* **Problem to work on**
Output all the data exactly. Pictures do not belong in the copy.

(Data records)
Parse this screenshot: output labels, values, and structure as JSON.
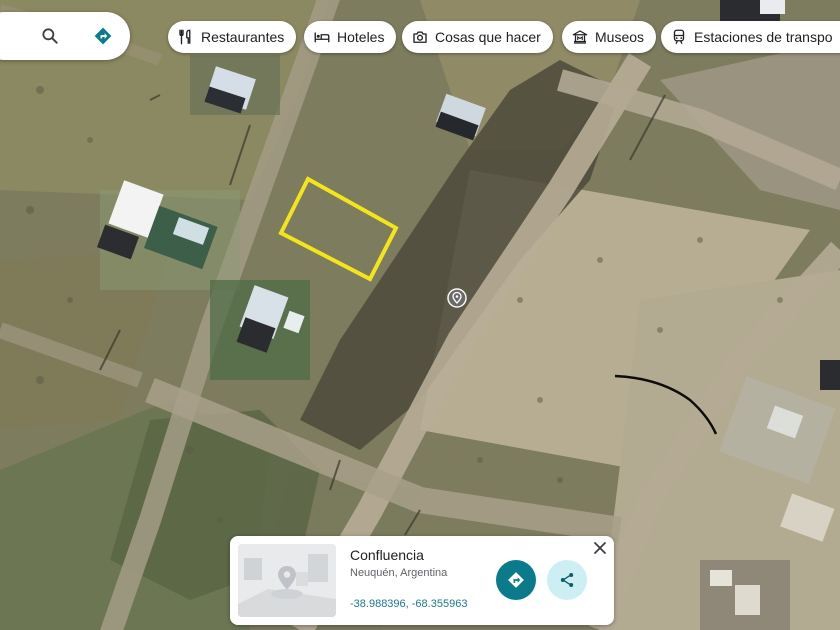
{
  "chips": [
    {
      "label": "Restaurantes",
      "icon": "fork-knife-icon"
    },
    {
      "label": "Hoteles",
      "icon": "bed-icon"
    },
    {
      "label": "Cosas que hacer",
      "icon": "camera-icon"
    },
    {
      "label": "Museos",
      "icon": "museum-icon"
    },
    {
      "label": "Estaciones de transpo",
      "icon": "train-icon"
    }
  ],
  "place_card": {
    "title": "Confluencia",
    "subtitle": "Neuquén, Argentina",
    "coordinates": "-38.988396, -68.355963"
  },
  "colors": {
    "accent": "#0b7a8a",
    "highlight": "#f4e51b",
    "coords_text": "#1a7a8a"
  }
}
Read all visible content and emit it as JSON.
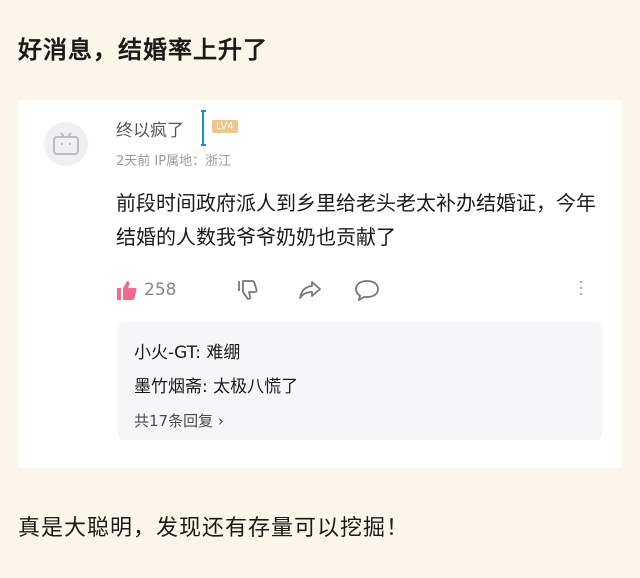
{
  "headline": "好消息，结婚率上升了",
  "comment": {
    "username": "终以疯了",
    "badge": "LV4",
    "meta": "2天前 IP属地：浙江",
    "text": "前段时间政府派人到乡里给老头老太补办结婚证，今年结婚的人数我爷爷奶奶也贡献了",
    "likes": "258"
  },
  "replies": [
    {
      "name": "小火-GT:",
      "text": " 难绷"
    },
    {
      "name": "墨竹烟斋:",
      "text": " 太极八慌了"
    }
  ],
  "reply_more": "共17条回复 ›",
  "footline": "真是大聪明，发现还有存量可以挖掘！"
}
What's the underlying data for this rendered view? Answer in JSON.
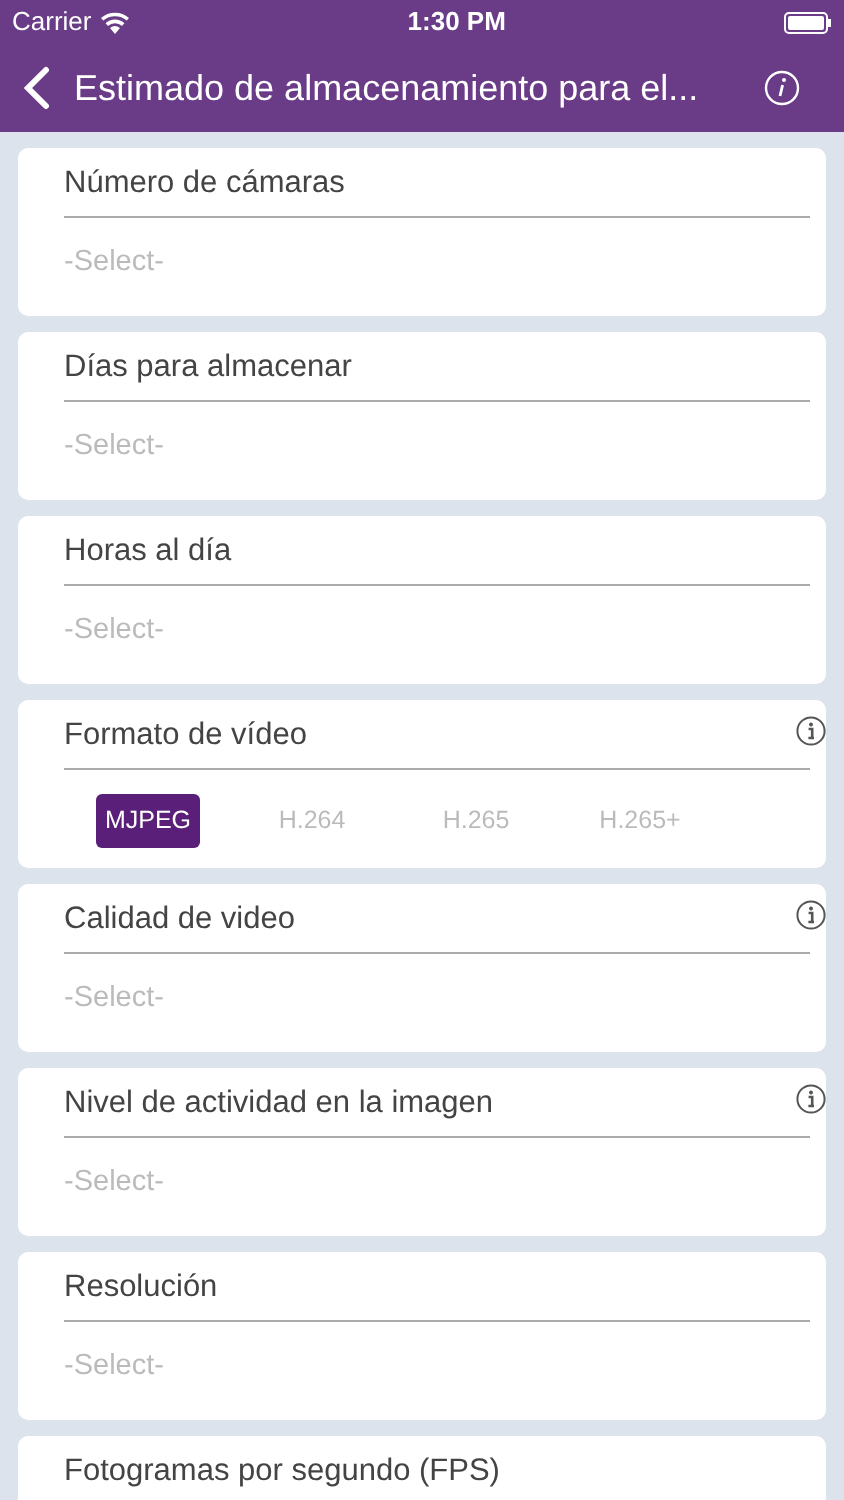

* **Output for this task**
Parse this screenshot: output labels, values, and structure as JSON.
{
  "chips": [
    {
      "label": "Restaurantes",
      "icon": "fork-knife-icon"
    },
    {
      "label": "Hoteles",
      "icon": "bed-icon"
    },
    {
      "label": "Cosas que hacer",
      "icon": "camera-icon"
    },
    {
      "label": "Museos",
      "icon": "museum-icon"
    },
    {
      "label": "Estaciones de transpo",
      "icon": "train-icon"
    }
  ],
  "place_card": {
    "title": "Confluencia",
    "subtitle": "Neuquén, Argentina",
    "coordinates": "-38.988396, -68.355963"
  },
  "colors": {
    "accent": "#0b7a8a",
    "highlight": "#f4e51b",
    "coords_text": "#1a7a8a"
  }
}
Read all visible content and emit it as JSON.
{
  "headline": "好消息，结婚率上升了",
  "comment": {
    "username": "终以疯了",
    "badge": "LV4",
    "meta": "2天前 IP属地：浙江",
    "text": "前段时间政府派人到乡里给老头老太补办结婚证，今年结婚的人数我爷爷奶奶也贡献了",
    "likes": "258"
  },
  "replies": [
    {
      "name": "小火-GT:",
      "text": " 难绷"
    },
    {
      "name": "墨竹烟斋:",
      "text": " 太极八慌了"
    }
  ],
  "reply_more": "共17条回复 ›",
  "footline": "真是大聪明，发现还有存量可以挖掘！"
}
What's the underlying data for this rendered view? Answer in JSON.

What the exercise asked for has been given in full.